*Data records*.

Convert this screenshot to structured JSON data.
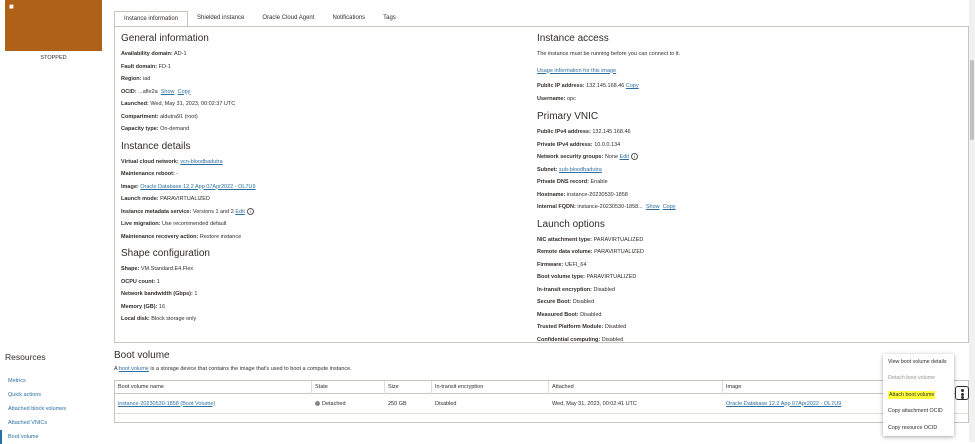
{
  "left": {
    "state": "STOPPED",
    "resources_title": "Resources",
    "resources": [
      "Metrics",
      "Quick actions",
      "Attached block volumes",
      "Attached VNICs",
      "Boot volume"
    ]
  },
  "tabs": [
    "Instance information",
    "Shielded instance",
    "Oracle Cloud Agent",
    "Notifications",
    "Tags"
  ],
  "general": {
    "title": "General information",
    "availability_domain": {
      "label": "Availability domain:",
      "value": "AD-1"
    },
    "fault_domain": {
      "label": "Fault domain:",
      "value": "FD-1"
    },
    "region": {
      "label": "Region:",
      "value": "iad"
    },
    "ocid": {
      "label": "OCID:",
      "value": "...afle2a",
      "show": "Show",
      "copy": "Copy"
    },
    "launched": {
      "label": "Launched:",
      "value": "Wed, May 31, 2023, 00:02:37 UTC"
    },
    "compartment": {
      "label": "Compartment:",
      "value": "aldutra91 (root)"
    },
    "capacity": {
      "label": "Capacity type:",
      "value": "On-demand"
    }
  },
  "details": {
    "title": "Instance details",
    "vcn": {
      "label": "Virtual cloud network:",
      "value": "vcn-bloodbadutra"
    },
    "maintenance_reboot": {
      "label": "Maintenance reboot:",
      "value": "-"
    },
    "image": {
      "label": "Image:",
      "value": "Oracle Database 12.2 App 07Apr2022 - OL7U9"
    },
    "launch_mode": {
      "label": "Launch mode:",
      "value": "PARAVIRTUALIZED"
    },
    "metadata": {
      "label": "Instance metadata service:",
      "value": "Versions 1 and 2",
      "edit": "Edit"
    },
    "live_migration": {
      "label": "Live migration:",
      "value": "Use recommended default"
    },
    "recovery": {
      "label": "Maintenance recovery action:",
      "value": "Restore instance"
    }
  },
  "shape": {
    "title": "Shape configuration",
    "shape": {
      "label": "Shape:",
      "value": "VM.Standard.E4.Flex"
    },
    "ocpu": {
      "label": "OCPU count:",
      "value": "1"
    },
    "bandwidth": {
      "label": "Network bandwidth (Gbps):",
      "value": "1"
    },
    "memory": {
      "label": "Memory (GB):",
      "value": "16"
    },
    "local_disk": {
      "label": "Local disk:",
      "value": "Block storage only"
    }
  },
  "access": {
    "title": "Instance access",
    "note": "The instance must be running before you can connect to it.",
    "usage_link": "Usage information for this image",
    "public_ip": {
      "label": "Public IP address:",
      "value": "132.145.168.46",
      "copy": "Copy"
    },
    "username": {
      "label": "Username:",
      "value": "opc"
    }
  },
  "vnic": {
    "title": "Primary VNIC",
    "public_ipv4": {
      "label": "Public IPv4 address:",
      "value": "132.145.168.46"
    },
    "private_ipv4": {
      "label": "Private IPv4 address:",
      "value": "10.0.0.134"
    },
    "nsg": {
      "label": "Network security groups:",
      "value": "None",
      "edit": "Edit"
    },
    "subnet": {
      "label": "Subnet:",
      "value": "sub-bloodbadutra"
    },
    "private_dns": {
      "label": "Private DNS record:",
      "value": "Enable"
    },
    "hostname": {
      "label": "Hostname:",
      "value": "instance-20230530-1858"
    },
    "fqdn": {
      "label": "Internal FQDN:",
      "value": "instance-20230530-1858...",
      "show": "Show",
      "copy": "Copy"
    }
  },
  "launch": {
    "title": "Launch options",
    "nic": {
      "label": "NIC attachment type:",
      "value": "PARAVIRTUALIZED"
    },
    "remote": {
      "label": "Remote data volume:",
      "value": "PARAVIRTUALIZED"
    },
    "firmware": {
      "label": "Firmware:",
      "value": "UEFI_64"
    },
    "boot_type": {
      "label": "Boot volume type:",
      "value": "PARAVIRTUALIZED"
    },
    "in_transit": {
      "label": "In-transit encryption:",
      "value": "Disabled"
    },
    "secure_boot": {
      "label": "Secure Boot:",
      "value": "Disabled"
    },
    "measured_boot": {
      "label": "Measured Boot:",
      "value": "Disabled"
    },
    "tpm": {
      "label": "Trusted Platform Module:",
      "value": "Disabled"
    },
    "confidential": {
      "label": "Confidential computing:",
      "value": "Disabled"
    }
  },
  "boot_volume": {
    "title": "Boot volume",
    "desc_prefix": "A",
    "desc_link": "boot volume",
    "desc_suffix": "is a storage device that contains the image that's used to boot a compute instance.",
    "columns": [
      "Boot volume name",
      "State",
      "Size",
      "In-transit encryption",
      "Attached",
      "Image"
    ],
    "row": {
      "name": "instance-20230530-1858 (Boot Volume)",
      "state": "Detached",
      "size": "250 GB",
      "encryption": "Disabled",
      "attached": "Wed, May 31, 2023, 00:02:41 UTC",
      "image": "Oracle Database 12.2 App 07Apr2022 - OL7U9"
    }
  },
  "menu": {
    "items": [
      "View boot volume details",
      "Detach boot volume",
      "Attach boot volume",
      "Copy attachment OCID",
      "Copy resource OCID"
    ],
    "highlight_color": "#ffff3c"
  }
}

*TASK PROMPT*. Set down the complete material exactly, but do not include the images.

*FINISHED TASK*.
Convert this screenshot to structured JSON data.
{
  "left": {
    "state": "STOPPED",
    "resources_title": "Resources",
    "resources": [
      "Metrics",
      "Quick actions",
      "Attached block volumes",
      "Attached VNICs",
      "Boot volume"
    ]
  },
  "tabs": [
    "Instance information",
    "Shielded instance",
    "Oracle Cloud Agent",
    "Notifications",
    "Tags"
  ],
  "general": {
    "title": "General information",
    "availability_domain": {
      "label": "Availability domain:",
      "value": "AD-1"
    },
    "fault_domain": {
      "label": "Fault domain:",
      "value": "FD-1"
    },
    "region": {
      "label": "Region:",
      "value": "iad"
    },
    "ocid": {
      "label": "OCID:",
      "value": "...afle2a",
      "show": "Show",
      "copy": "Copy"
    },
    "launched": {
      "label": "Launched:",
      "value": "Wed, May 31, 2023, 00:02:37 UTC"
    },
    "compartment": {
      "label": "Compartment:",
      "value": "aldutra91 (root)"
    },
    "capacity": {
      "label": "Capacity type:",
      "value": "On-demand"
    }
  },
  "details": {
    "title": "Instance details",
    "vcn": {
      "label": "Virtual cloud network:",
      "value": "vcn-bloodbadutra"
    },
    "maintenance_reboot": {
      "label": "Maintenance reboot:",
      "value": "-"
    },
    "image": {
      "label": "Image:",
      "value": "Oracle Database 12.2 App 07Apr2022 - OL7U9"
    },
    "launch_mode": {
      "label": "Launch mode:",
      "value": "PARAVIRTUALIZED"
    },
    "metadata": {
      "label": "Instance metadata service:",
      "value": "Versions 1 and 2",
      "edit": "Edit"
    },
    "live_migration": {
      "label": "Live migration:",
      "value": "Use recommended default"
    },
    "recovery": {
      "label": "Maintenance recovery action:",
      "value": "Restore instance"
    }
  },
  "shape": {
    "title": "Shape configuration",
    "shape": {
      "label": "Shape:",
      "value": "VM.Standard.E4.Flex"
    },
    "ocpu": {
      "label": "OCPU count:",
      "value": "1"
    },
    "bandwidth": {
      "label": "Network bandwidth (Gbps):",
      "value": "1"
    },
    "memory": {
      "label": "Memory (GB):",
      "value": "16"
    },
    "local_disk": {
      "label": "Local disk:",
      "value": "Block storage only"
    }
  },
  "access": {
    "title": "Instance access",
    "note": "The instance must be running before you can connect to it.",
    "usage_link": "Usage information for this image",
    "public_ip": {
      "label": "Public IP address:",
      "value": "132.145.168.46",
      "copy": "Copy"
    },
    "username": {
      "label": "Username:",
      "value": "opc"
    }
  },
  "vnic": {
    "title": "Primary VNIC",
    "public_ipv4": {
      "label": "Public IPv4 address:",
      "value": "132.145.168.46"
    },
    "private_ipv4": {
      "label": "Private IPv4 address:",
      "value": "10.0.0.134"
    },
    "nsg": {
      "label": "Network security groups:",
      "value": "None",
      "edit": "Edit"
    },
    "subnet": {
      "label": "Subnet:",
      "value": "sub-bloodbadutra"
    },
    "private_dns": {
      "label": "Private DNS record:",
      "value": "Enable"
    },
    "hostname": {
      "label": "Hostname:",
      "value": "instance-20230530-1858"
    },
    "fqdn": {
      "label": "Internal FQDN:",
      "value": "instance-20230530-1858...",
      "show": "Show",
      "copy": "Copy"
    }
  },
  "launch": {
    "title": "Launch options",
    "nic": {
      "label": "NIC attachment type:",
      "value": "PARAVIRTUALIZED"
    },
    "remote": {
      "label": "Remote data volume:",
      "value": "PARAVIRTUALIZED"
    },
    "firmware": {
      "label": "Firmware:",
      "value": "UEFI_64"
    },
    "boot_type": {
      "label": "Boot volume type:",
      "value": "PARAVIRTUALIZED"
    },
    "in_transit": {
      "label": "In-transit encryption:",
      "value": "Disabled"
    },
    "secure_boot": {
      "label": "Secure Boot:",
      "value": "Disabled"
    },
    "measured_boot": {
      "label": "Measured Boot:",
      "value": "Disabled"
    },
    "tpm": {
      "label": "Trusted Platform Module:",
      "value": "Disabled"
    },
    "confidential": {
      "label": "Confidential computing:",
      "value": "Disabled"
    }
  },
  "boot_volume": {
    "title": "Boot volume",
    "desc_prefix": "A",
    "desc_link": "boot volume",
    "desc_suffix": "is a storage device that contains the image that's used to boot a compute instance.",
    "columns": [
      "Boot volume name",
      "State",
      "Size",
      "In-transit encryption",
      "Attached",
      "Image"
    ],
    "row": {
      "name": "instance-20230530-1858 (Boot Volume)",
      "state": "Detached",
      "size": "250 GB",
      "encryption": "Disabled",
      "attached": "Wed, May 31, 2023, 00:02:41 UTC",
      "image": "Oracle Database 12.2 App 07Apr2022 - OL7U9"
    }
  },
  "menu": {
    "items": [
      "View boot volume details",
      "Detach boot volume",
      "Attach boot volume",
      "Copy attachment OCID",
      "Copy resource OCID"
    ],
    "highlight_color": "#ffff3c"
  }
}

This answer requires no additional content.